■ RECORDS PROVIDED:
Segment Open

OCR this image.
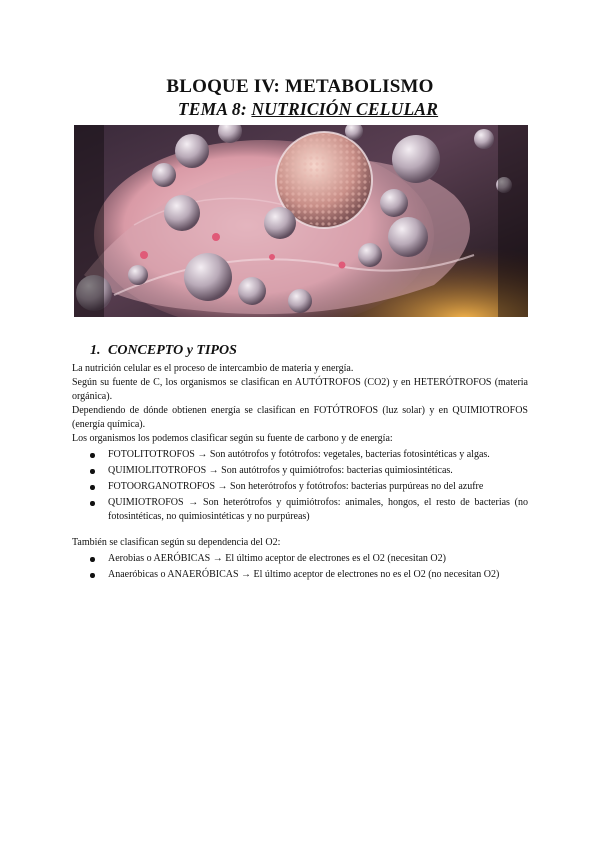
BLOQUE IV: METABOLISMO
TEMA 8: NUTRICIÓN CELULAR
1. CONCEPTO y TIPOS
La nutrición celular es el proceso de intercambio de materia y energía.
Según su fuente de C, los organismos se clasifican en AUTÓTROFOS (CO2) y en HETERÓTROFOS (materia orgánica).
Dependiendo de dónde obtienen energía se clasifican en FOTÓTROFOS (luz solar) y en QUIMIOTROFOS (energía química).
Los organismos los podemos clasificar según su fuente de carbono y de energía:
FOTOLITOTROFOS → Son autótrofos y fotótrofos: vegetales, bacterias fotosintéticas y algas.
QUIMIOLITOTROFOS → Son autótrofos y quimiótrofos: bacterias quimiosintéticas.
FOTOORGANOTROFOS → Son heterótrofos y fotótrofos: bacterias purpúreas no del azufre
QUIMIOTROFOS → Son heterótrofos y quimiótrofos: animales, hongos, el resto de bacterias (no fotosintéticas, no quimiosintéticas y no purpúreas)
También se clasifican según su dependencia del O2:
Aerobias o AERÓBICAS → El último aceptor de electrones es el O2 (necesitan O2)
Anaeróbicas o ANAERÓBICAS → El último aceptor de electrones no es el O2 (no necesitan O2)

Segment Closed

■ WHAT YOU WILL DO: Repeat the listing in full and exactly. Do not include any images.

■ OUTPUT:
OCR this image.
BLOQUE IV: METABOLISMO
TEMA 8: NUTRICIÓN CELULAR
1. CONCEPTO y TIPOS
La nutrición celular es el proceso de intercambio de materia y energía.
Según su fuente de C, los organismos se clasifican en AUTÓTROFOS (CO2) y en HETERÓTROFOS (materia orgánica).
Dependiendo de dónde obtienen energía se clasifican en FOTÓTROFOS (luz solar) y en QUIMIOTROFOS (energía química).
Los organismos los podemos clasificar según su fuente de carbono y de energía:
FOTOLITOTROFOS → Son autótrofos y fotótrofos: vegetales, bacterias fotosintéticas y algas.
QUIMIOLITOTROFOS → Son autótrofos y quimiótrofos: bacterias quimiosintéticas.
FOTOORGANOTROFOS → Son heterótrofos y fotótrofos: bacterias purpúreas no del azufre
QUIMIOTROFOS → Son heterótrofos y quimiótrofos: animales, hongos, el resto de bacterias (no fotosintéticas, no quimiosintéticas y no purpúreas)
También se clasifican según su dependencia del O2:
Aerobias o AERÓBICAS → El último aceptor de electrones es el O2 (necesitan O2)
Anaeróbicas o ANAERÓBICAS → El último aceptor de electrones no es el O2 (no necesitan O2)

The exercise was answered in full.